» **Stated goal**:
Exclude the pictures; give every entry again exactly as written.

» **Supplied data**:
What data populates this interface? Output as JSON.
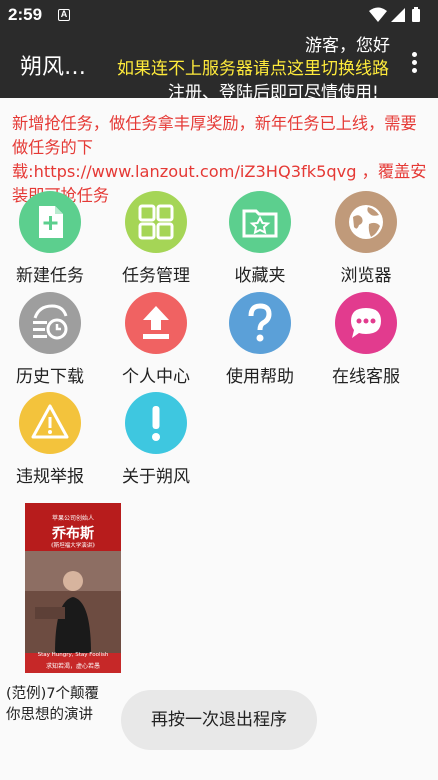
{
  "status_bar": {
    "time": "2:59",
    "notification_letter": "A"
  },
  "app_bar": {
    "title": "朔风…",
    "greeting": "游客，您好",
    "switch_line_link": "如果连不上服务器请点这里切换线路",
    "register_tip": "注册、登陆后即可尽情使用!"
  },
  "notice": "新增抢任务，做任务拿丰厚奖励，新年任务已上线，需要做任务的下载:https://www.lanzout.com/iZ3HQ3fk5qvg ，覆盖安装即可抢任务",
  "menu": [
    {
      "label": "新建任务",
      "icon": "new-task-icon",
      "color": "#5ccf8e"
    },
    {
      "label": "任务管理",
      "icon": "task-manage-icon",
      "color": "#a5d556"
    },
    {
      "label": "收藏夹",
      "icon": "favorites-icon",
      "color": "#5ccf8e"
    },
    {
      "label": "浏览器",
      "icon": "browser-icon",
      "color": "#c09a7a"
    },
    {
      "label": "历史下载",
      "icon": "history-icon",
      "color": "#9e9e9e"
    },
    {
      "label": "个人中心",
      "icon": "user-center-icon",
      "color": "#f06262"
    },
    {
      "label": "使用帮助",
      "icon": "help-icon",
      "color": "#5ba0d8"
    },
    {
      "label": "在线客服",
      "icon": "chat-icon",
      "color": "#e23b8e"
    },
    {
      "label": "违规举报",
      "icon": "warning-icon",
      "color": "#f3c33c"
    },
    {
      "label": "关于朔风",
      "icon": "info-icon",
      "color": "#3ec7e0"
    }
  ],
  "example_item": {
    "cover": {
      "top_text": "苹果公司创始人",
      "title": "乔布斯",
      "subtitle": "《斯坦福大学演讲》",
      "quote_en": "Stay Hungry, Stay Foolish",
      "quote_cn": "求知若渴，虚心若愚"
    },
    "label": "(范例)7个颠覆你思想的演讲"
  },
  "toast": "再按一次退出程序"
}
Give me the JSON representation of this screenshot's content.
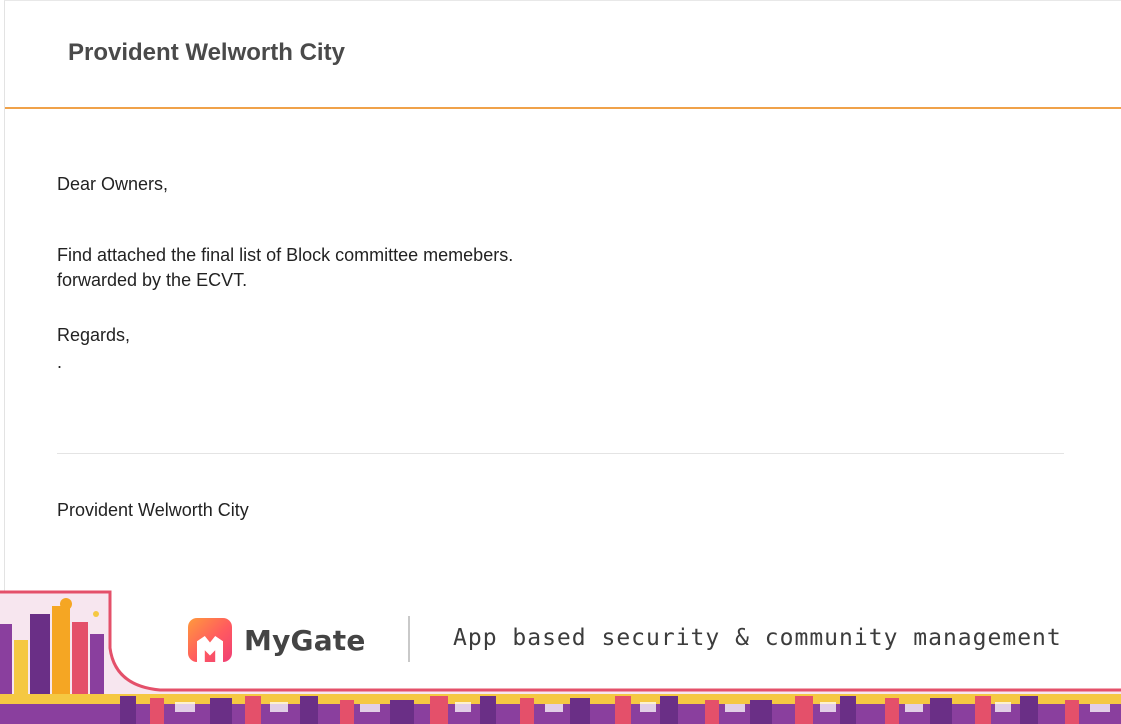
{
  "header": {
    "title": "Provident Welworth City"
  },
  "message": {
    "greeting": "Dear Owners,",
    "line1": "Find attached the final list of Block committee memebers.",
    "line2": "forwarded by the ECVT.",
    "closing": "Regards,",
    "closing_dot": "."
  },
  "signature": {
    "sender": "Provident Welworth City"
  },
  "footer": {
    "brand_name": "MyGate",
    "tagline": "App based security & community management",
    "colors": {
      "orange": "#f5a623",
      "purple": "#8a3f9e",
      "magenta": "#e4506a",
      "yellow": "#f5c842"
    }
  },
  "theme": {
    "accent": "#f0a24a",
    "text": "#222222"
  }
}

» **Solution for this exercise**:
What data populates this interface? Output as JSON.
{
  "status_bar": {
    "time": "2:59",
    "notification_letter": "A"
  },
  "app_bar": {
    "title": "朔风…",
    "greeting": "游客，您好",
    "switch_line_link": "如果连不上服务器请点这里切换线路",
    "register_tip": "注册、登陆后即可尽情使用!"
  },
  "notice": "新增抢任务，做任务拿丰厚奖励，新年任务已上线，需要做任务的下载:https://www.lanzout.com/iZ3HQ3fk5qvg ，覆盖安装即可抢任务",
  "menu": [
    {
      "label": "新建任务",
      "icon": "new-task-icon",
      "color": "#5ccf8e"
    },
    {
      "label": "任务管理",
      "icon": "task-manage-icon",
      "color": "#a5d556"
    },
    {
      "label": "收藏夹",
      "icon": "favorites-icon",
      "color": "#5ccf8e"
    },
    {
      "label": "浏览器",
      "icon": "browser-icon",
      "color": "#c09a7a"
    },
    {
      "label": "历史下载",
      "icon": "history-icon",
      "color": "#9e9e9e"
    },
    {
      "label": "个人中心",
      "icon": "user-center-icon",
      "color": "#f06262"
    },
    {
      "label": "使用帮助",
      "icon": "help-icon",
      "color": "#5ba0d8"
    },
    {
      "label": "在线客服",
      "icon": "chat-icon",
      "color": "#e23b8e"
    },
    {
      "label": "违规举报",
      "icon": "warning-icon",
      "color": "#f3c33c"
    },
    {
      "label": "关于朔风",
      "icon": "info-icon",
      "color": "#3ec7e0"
    }
  ],
  "example_item": {
    "cover": {
      "top_text": "苹果公司创始人",
      "title": "乔布斯",
      "subtitle": "《斯坦福大学演讲》",
      "quote_en": "Stay Hungry, Stay Foolish",
      "quote_cn": "求知若渴，虚心若愚"
    },
    "label": "(范例)7个颠覆你思想的演讲"
  },
  "toast": "再按一次退出程序"
}
Give me the JSON representation of this screenshot's content.
{
  "header": {
    "title": "Provident Welworth City"
  },
  "message": {
    "greeting": "Dear Owners,",
    "line1": "Find attached the final list of Block committee memebers.",
    "line2": "forwarded by the ECVT.",
    "closing": "Regards,",
    "closing_dot": "."
  },
  "signature": {
    "sender": "Provident Welworth City"
  },
  "footer": {
    "brand_name": "MyGate",
    "tagline": "App based security & community management",
    "colors": {
      "orange": "#f5a623",
      "purple": "#8a3f9e",
      "magenta": "#e4506a",
      "yellow": "#f5c842"
    }
  },
  "theme": {
    "accent": "#f0a24a",
    "text": "#222222"
  }
}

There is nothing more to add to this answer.